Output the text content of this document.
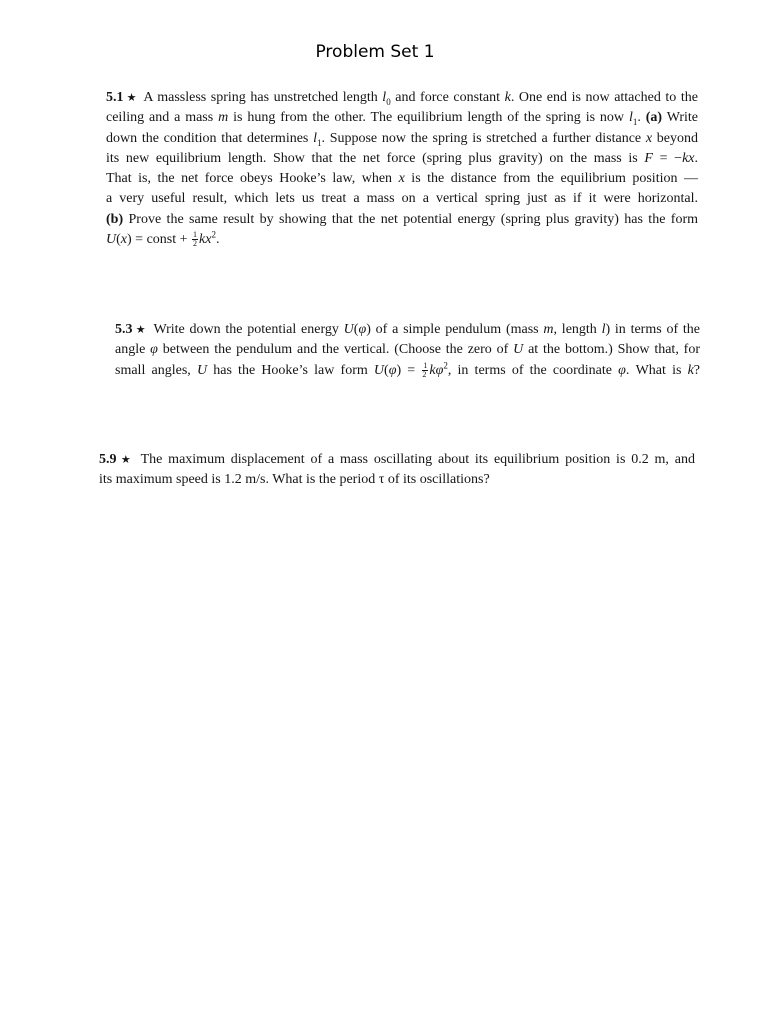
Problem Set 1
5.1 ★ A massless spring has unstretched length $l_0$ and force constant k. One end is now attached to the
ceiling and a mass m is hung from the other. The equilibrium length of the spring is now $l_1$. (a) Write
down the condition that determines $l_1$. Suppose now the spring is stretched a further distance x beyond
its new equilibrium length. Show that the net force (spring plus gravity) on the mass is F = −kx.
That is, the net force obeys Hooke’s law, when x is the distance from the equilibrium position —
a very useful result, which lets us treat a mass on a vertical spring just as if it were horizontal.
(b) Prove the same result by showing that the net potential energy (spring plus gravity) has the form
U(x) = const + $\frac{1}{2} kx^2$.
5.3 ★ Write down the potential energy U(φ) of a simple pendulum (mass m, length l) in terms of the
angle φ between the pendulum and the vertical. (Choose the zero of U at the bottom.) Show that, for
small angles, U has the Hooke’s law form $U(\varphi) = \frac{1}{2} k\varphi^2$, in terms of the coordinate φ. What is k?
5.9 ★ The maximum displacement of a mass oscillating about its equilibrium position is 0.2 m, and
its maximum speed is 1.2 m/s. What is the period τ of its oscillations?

***

=== Problem statement ===
Reproduce the whole listing above word for word, but not its pictures.

=== Solution for this problem ===
Output the text content of this document.
Problem Set 1
5.1 ★ A massless spring has unstretched length $l_0$ and force constant k. One end is now attached to the
ceiling and a mass m is hung from the other. The equilibrium length of the spring is now $l_1$. (a) Write
down the condition that determines $l_1$. Suppose now the spring is stretched a further distance x beyond
its new equilibrium length. Show that the net force (spring plus gravity) on the mass is F = −kx.
That is, the net force obeys Hooke’s law, when x is the distance from the equilibrium position —
a very useful result, which lets us treat a mass on a vertical spring just as if it were horizontal.
(b) Prove the same result by showing that the net potential energy (spring plus gravity) has the form
U(x) = const + $\frac{1}{2} kx^2$.
5.3 ★ Write down the potential energy U(φ) of a simple pendulum (mass m, length l) in terms of the
angle φ between the pendulum and the vertical. (Choose the zero of U at the bottom.) Show that, for
small angles, U has the Hooke’s law form $U(\varphi) = \frac{1}{2} k\varphi^2$, in terms of the coordinate φ. What is k?
5.9 ★ The maximum displacement of a mass oscillating about its equilibrium position is 0.2 m, and
its maximum speed is 1.2 m/s. What is the period τ of its oscillations?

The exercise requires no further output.